Cyberattacks on PH group traced
A Swedish digital forensic group has traced to an Israeli proxy server company a series of sustained cyberattacks since July against rights group Karapatan—an effort estimated to have cost at least hundreds of thousands of dollars, indicating a clear intent to take down the site.
On Thursday, Qurium published a report saying it had reviewed hundreds of servers linked to a wave of distributed denial of service (DDoS) attacks against Karapatan’s website that came from a proxy network operated by Bright Data (formerly Luminati), based in Netanya, Israel.
According to Qurium digital forensics technical director Tord Lundstrom, Bright Data “offers access to millions of proxies and other [information technology] services to mobile operators, data centers and residential buildings … a perfect infrastructure to hide the source of the DDoS attacks.”

§ **PROMPT**
Carry on the news report about the cyberattacks on the rights group Karapatan, picking up after its last sentence. This data has no connection to the news report on the cyberattacks against Karapatan.

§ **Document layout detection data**

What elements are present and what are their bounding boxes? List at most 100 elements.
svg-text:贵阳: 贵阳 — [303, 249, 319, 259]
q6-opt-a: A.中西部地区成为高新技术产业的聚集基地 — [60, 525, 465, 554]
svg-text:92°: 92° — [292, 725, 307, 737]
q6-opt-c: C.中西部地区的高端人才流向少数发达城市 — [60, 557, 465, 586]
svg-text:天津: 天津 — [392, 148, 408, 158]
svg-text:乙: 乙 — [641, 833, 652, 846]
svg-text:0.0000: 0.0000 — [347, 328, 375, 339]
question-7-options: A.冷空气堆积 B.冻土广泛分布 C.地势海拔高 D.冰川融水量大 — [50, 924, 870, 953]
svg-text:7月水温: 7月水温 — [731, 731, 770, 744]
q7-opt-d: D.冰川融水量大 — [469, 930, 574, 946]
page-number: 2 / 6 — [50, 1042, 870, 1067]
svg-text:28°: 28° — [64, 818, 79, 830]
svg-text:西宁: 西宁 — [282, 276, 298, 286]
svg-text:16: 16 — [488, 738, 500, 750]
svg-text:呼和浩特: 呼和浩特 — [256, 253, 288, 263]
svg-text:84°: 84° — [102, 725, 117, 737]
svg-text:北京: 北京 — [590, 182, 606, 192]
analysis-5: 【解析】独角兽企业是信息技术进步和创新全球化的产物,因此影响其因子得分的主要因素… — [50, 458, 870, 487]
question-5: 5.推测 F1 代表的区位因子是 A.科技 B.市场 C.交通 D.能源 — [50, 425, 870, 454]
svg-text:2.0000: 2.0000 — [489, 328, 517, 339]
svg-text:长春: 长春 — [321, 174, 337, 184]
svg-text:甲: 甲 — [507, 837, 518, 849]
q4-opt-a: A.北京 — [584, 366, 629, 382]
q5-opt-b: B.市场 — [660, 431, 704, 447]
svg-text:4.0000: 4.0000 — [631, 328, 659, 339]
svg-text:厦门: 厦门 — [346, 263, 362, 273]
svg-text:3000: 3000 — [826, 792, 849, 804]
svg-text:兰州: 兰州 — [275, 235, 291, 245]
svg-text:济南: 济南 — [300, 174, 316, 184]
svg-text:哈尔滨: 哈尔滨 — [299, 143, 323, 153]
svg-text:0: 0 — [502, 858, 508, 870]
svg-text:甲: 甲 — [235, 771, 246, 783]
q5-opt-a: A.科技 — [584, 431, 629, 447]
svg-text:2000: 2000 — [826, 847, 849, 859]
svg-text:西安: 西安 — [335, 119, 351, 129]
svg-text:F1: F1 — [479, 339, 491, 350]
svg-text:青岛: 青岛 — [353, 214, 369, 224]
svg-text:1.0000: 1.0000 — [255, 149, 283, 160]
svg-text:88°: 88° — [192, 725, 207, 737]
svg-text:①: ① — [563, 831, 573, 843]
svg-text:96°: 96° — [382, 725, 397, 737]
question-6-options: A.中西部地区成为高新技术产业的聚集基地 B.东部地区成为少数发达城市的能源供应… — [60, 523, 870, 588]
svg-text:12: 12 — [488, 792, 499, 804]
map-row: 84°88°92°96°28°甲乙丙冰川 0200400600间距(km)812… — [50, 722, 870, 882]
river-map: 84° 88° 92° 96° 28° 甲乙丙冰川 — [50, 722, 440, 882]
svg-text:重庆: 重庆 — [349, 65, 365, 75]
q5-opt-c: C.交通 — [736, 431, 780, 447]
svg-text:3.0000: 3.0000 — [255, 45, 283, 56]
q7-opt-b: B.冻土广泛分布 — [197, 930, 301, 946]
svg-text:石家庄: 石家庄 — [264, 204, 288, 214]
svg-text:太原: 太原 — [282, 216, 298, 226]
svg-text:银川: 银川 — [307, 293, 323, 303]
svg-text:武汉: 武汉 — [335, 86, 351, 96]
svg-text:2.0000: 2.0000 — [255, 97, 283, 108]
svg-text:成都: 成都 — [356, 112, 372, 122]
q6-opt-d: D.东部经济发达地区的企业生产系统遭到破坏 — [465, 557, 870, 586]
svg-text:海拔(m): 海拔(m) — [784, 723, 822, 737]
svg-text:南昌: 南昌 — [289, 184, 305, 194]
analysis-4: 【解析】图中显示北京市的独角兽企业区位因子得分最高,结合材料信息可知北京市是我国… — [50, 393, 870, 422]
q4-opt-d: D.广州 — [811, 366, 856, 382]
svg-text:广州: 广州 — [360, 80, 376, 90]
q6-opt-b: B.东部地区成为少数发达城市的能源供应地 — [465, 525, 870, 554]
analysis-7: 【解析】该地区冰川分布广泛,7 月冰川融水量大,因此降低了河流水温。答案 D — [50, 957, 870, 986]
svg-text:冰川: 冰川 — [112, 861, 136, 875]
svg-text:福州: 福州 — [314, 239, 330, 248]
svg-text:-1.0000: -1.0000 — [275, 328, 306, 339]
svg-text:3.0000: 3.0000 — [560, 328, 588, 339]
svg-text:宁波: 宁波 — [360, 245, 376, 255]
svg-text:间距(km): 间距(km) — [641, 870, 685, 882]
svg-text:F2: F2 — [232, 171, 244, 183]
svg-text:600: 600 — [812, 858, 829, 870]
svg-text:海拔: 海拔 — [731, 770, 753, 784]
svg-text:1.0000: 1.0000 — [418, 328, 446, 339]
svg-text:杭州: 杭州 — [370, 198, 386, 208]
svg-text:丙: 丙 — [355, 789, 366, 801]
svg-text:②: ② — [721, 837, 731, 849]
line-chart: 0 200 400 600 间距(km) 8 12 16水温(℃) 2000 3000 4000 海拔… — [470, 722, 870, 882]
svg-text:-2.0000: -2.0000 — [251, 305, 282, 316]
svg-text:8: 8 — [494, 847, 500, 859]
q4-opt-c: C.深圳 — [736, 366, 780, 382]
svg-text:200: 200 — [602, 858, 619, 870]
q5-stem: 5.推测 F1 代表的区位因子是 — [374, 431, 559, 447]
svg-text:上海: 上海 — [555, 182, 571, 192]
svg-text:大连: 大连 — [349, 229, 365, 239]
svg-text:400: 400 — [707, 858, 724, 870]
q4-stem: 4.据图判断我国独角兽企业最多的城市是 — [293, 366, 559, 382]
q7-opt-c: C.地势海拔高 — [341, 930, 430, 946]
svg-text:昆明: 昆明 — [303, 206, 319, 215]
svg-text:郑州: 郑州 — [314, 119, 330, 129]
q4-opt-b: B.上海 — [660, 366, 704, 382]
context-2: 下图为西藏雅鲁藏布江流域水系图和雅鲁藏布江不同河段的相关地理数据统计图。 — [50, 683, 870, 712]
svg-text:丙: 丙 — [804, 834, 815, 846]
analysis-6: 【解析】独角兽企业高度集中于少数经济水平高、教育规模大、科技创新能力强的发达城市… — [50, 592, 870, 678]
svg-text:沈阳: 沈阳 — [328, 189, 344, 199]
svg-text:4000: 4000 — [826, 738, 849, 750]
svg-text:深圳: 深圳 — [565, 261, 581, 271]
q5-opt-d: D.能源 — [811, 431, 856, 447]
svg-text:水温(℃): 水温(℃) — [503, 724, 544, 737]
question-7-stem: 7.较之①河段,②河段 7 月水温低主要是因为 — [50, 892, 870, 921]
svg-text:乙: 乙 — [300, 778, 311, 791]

§ **REPLY TO THE EXERCISE**
Far from cheap
Based on the gravity and frequency of the attacks, Qurium estimated these must have cost around $260,000.
“Luminati traffic is far from cheap. One [gigabyte] of traffic ranges between $26-$35 for mobile proxies and $10-$15 for residential proxies,” it said in its report.
Between Aug. 10 and Aug. 20, the group estimated close to 10 terabyte worth of traffic attack from Luminati.
When Qurium asked the Israeli company for an explanation, it admitted that the IPs involved in the attacks “belonged to Bright Data, [although] we did not find any of them in the requests that were sent to the reported domain.”
It added that it had already blocked the reported domain for all its customers.
Last week, Qurium published a separate report noting a “long-lasting” series of DDoS attacks against Karapatan dating back to July 29.
DDoS attacks operate by overwhelming the target with malicious requests to disrupt normal traffic in the server, service or network.At that time, Karapatan was cohosting the online #StopTheKillingsPH solidarity campaign in the leadup to the first death anniversaries of peace talk consultant Randall Echanis and former Karapatan member Zara Alvarez.
30,000 bots
The attacks were carried out by 30,000 bots, half of which were distributed among Russia, Ukraine, Indonesia and China.
The Quirium report concluded that the attacker/s used several traffic generators to generate random requests.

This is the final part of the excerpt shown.